* **Goal**: Locate every line below that contains the word "could" and copy it.

* **Stored records**:

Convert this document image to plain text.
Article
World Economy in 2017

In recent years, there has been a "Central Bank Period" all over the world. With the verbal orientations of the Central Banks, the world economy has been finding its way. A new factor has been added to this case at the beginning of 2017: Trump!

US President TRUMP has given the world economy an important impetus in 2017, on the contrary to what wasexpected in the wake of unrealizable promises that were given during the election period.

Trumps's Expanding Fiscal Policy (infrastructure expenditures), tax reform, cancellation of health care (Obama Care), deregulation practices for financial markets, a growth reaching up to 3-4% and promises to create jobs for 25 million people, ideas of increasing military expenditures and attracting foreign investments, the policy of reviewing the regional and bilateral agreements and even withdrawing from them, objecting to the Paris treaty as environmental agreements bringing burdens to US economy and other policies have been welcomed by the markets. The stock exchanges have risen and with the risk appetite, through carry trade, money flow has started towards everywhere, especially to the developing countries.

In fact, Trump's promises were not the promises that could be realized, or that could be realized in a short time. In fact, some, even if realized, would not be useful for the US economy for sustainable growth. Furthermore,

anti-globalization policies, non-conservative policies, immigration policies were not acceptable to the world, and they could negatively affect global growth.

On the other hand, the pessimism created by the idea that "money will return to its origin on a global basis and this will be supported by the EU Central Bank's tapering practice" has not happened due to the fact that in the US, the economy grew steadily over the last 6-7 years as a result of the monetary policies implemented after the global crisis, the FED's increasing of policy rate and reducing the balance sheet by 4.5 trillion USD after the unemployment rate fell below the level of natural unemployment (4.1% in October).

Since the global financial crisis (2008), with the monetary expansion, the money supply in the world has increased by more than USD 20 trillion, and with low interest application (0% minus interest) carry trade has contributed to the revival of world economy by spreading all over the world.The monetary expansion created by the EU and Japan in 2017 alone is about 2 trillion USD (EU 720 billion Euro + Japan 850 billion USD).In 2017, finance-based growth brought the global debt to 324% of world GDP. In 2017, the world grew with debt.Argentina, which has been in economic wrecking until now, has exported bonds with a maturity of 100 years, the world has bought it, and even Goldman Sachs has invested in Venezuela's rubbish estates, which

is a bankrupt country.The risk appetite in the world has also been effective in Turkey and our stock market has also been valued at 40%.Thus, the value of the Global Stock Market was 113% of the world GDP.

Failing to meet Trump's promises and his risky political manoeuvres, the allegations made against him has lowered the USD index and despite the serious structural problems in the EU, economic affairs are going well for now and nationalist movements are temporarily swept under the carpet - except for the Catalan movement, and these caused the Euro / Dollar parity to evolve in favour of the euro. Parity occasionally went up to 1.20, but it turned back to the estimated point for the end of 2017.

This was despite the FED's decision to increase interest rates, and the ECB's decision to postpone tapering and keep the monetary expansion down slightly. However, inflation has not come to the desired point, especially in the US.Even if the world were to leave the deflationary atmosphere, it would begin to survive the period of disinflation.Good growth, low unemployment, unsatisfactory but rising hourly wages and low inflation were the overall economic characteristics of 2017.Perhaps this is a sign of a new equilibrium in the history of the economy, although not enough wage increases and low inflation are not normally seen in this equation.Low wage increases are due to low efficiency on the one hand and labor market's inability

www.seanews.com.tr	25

* **Worked solution**:
In fact, Trump's promises were not the promises that could be realized, or that could be realized in a short time. In fact, some, even if realized, would not be useful for the US economy for sustainable growth. Furthermore,
anti-globalization policies, non-conservative policies, immigration policies were not acceptable to the world, and they could negatively affect global growth.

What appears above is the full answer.